• Task:
In each listing below, substitute "trough" for every occurrence of "minimum". Reproduce all the lines with nothing else changed.

• Element location listings:
========
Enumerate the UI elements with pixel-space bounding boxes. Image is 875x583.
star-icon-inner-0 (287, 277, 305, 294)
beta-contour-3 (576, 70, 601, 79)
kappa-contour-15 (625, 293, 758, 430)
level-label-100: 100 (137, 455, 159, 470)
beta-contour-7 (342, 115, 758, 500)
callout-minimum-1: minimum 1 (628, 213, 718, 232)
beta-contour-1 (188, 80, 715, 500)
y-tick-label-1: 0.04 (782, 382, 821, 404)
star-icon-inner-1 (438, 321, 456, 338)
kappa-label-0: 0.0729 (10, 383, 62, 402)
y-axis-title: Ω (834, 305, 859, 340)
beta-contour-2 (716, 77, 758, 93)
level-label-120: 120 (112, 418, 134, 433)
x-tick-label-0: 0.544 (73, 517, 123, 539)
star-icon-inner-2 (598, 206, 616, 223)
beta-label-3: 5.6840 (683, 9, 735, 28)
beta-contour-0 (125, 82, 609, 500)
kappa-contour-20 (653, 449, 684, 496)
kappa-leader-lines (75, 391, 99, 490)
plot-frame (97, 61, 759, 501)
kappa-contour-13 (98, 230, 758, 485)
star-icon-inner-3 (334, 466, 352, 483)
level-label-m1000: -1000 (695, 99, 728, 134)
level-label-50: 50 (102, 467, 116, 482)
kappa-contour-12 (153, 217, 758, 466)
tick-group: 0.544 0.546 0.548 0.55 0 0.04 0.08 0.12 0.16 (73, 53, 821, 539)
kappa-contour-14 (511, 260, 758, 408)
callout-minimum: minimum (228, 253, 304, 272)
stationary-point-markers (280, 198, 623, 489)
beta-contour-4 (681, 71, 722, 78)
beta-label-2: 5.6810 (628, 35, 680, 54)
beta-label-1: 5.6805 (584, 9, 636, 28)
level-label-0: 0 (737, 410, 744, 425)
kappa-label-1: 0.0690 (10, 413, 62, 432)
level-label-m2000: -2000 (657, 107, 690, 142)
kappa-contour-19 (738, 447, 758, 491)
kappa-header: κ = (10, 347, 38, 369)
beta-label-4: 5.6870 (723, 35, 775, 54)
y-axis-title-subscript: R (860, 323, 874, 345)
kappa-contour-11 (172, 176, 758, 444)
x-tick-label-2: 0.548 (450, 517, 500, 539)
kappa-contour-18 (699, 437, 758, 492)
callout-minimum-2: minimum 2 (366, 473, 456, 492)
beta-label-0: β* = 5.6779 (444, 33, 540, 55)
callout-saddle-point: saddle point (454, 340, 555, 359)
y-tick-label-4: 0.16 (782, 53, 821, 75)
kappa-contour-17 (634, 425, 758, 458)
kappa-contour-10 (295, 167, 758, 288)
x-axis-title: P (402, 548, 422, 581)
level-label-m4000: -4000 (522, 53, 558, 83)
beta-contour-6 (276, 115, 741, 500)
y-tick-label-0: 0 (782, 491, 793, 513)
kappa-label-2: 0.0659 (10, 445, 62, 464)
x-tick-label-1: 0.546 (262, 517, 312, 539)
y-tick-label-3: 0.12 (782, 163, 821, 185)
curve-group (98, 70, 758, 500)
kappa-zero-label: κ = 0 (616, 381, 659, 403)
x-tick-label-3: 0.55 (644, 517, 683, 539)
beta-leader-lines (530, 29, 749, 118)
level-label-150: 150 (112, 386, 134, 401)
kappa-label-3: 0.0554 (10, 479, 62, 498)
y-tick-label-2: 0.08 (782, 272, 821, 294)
========
• Result:
Enumerate the UI elements with pixel-space bounding boxes. Image is 875x583.
star-icon-inner-0 (287, 277, 305, 294)
beta-contour-3 (576, 70, 601, 79)
kappa-contour-15 (625, 293, 758, 430)
level-label-100: 100 (137, 455, 159, 470)
beta-contour-7 (342, 115, 758, 500)
callout-trough-1: trough 1 (628, 213, 718, 232)
beta-contour-1 (188, 80, 715, 500)
y-tick-label-1: 0.04 (782, 382, 821, 404)
star-icon-inner-1 (438, 321, 456, 338)
kappa-label-0: 0.0729 (10, 383, 62, 402)
y-axis-title: Ω (834, 305, 859, 340)
beta-contour-2 (716, 77, 758, 93)
level-label-120: 120 (112, 418, 134, 433)
x-tick-label-0: 0.544 (73, 517, 123, 539)
star-icon-inner-2 (598, 206, 616, 223)
beta-label-3: 5.6840 (683, 9, 735, 28)
beta-contour-0 (125, 82, 609, 500)
kappa-contour-20 (653, 449, 684, 496)
kappa-leader-lines (75, 391, 99, 490)
plot-frame (97, 61, 759, 501)
kappa-contour-13 (98, 230, 758, 485)
star-icon-inner-3 (334, 466, 352, 483)
level-label-m1000: -1000 (695, 99, 728, 134)
level-label-50: 50 (102, 467, 116, 482)
kappa-contour-12 (153, 217, 758, 466)
tick-group: 0.544 0.546 0.548 0.55 0 0.04 0.08 0.12 0.16 (73, 53, 821, 539)
kappa-contour-14 (511, 260, 758, 408)
callout-trough: trough (228, 253, 304, 272)
stationary-point-markers (280, 198, 623, 489)
beta-contour-4 (681, 71, 722, 78)
beta-label-2: 5.6810 (628, 35, 680, 54)
beta-label-1: 5.6805 (584, 9, 636, 28)
level-label-0: 0 (737, 410, 744, 425)
kappa-label-1: 0.0690 (10, 413, 62, 432)
level-label-m2000: -2000 (657, 107, 690, 142)
kappa-contour-19 (738, 447, 758, 491)
kappa-header: κ = (10, 347, 38, 369)
beta-label-4: 5.6870 (723, 35, 775, 54)
y-axis-title-subscript: R (860, 323, 874, 345)
kappa-contour-11 (172, 176, 758, 444)
x-tick-label-2: 0.548 (450, 517, 500, 539)
kappa-contour-18 (699, 437, 758, 492)
callout-trough-2: trough 2 (366, 473, 456, 492)
beta-label-0: β* = 5.6779 (444, 33, 540, 55)
callout-saddle-point: saddle point (454, 340, 555, 359)
y-tick-label-4: 0.16 (782, 53, 821, 75)
kappa-contour-17 (634, 425, 758, 458)
kappa-contour-10 (295, 167, 758, 288)
x-axis-title: P (402, 548, 422, 581)
level-label-m4000: -4000 (522, 53, 558, 83)
beta-contour-6 (276, 115, 741, 500)
y-tick-label-0: 0 (782, 491, 793, 513)
kappa-label-2: 0.0659 (10, 445, 62, 464)
x-tick-label-1: 0.546 (262, 517, 312, 539)
y-tick-label-3: 0.12 (782, 163, 821, 185)
curve-group (98, 70, 758, 500)
kappa-zero-label: κ = 0 (616, 381, 659, 403)
x-tick-label-3: 0.55 (644, 517, 683, 539)
beta-leader-lines (530, 29, 749, 118)
level-label-150: 150 (112, 386, 134, 401)
kappa-label-3: 0.0554 (10, 479, 62, 498)
y-tick-label-2: 0.08 (782, 272, 821, 294)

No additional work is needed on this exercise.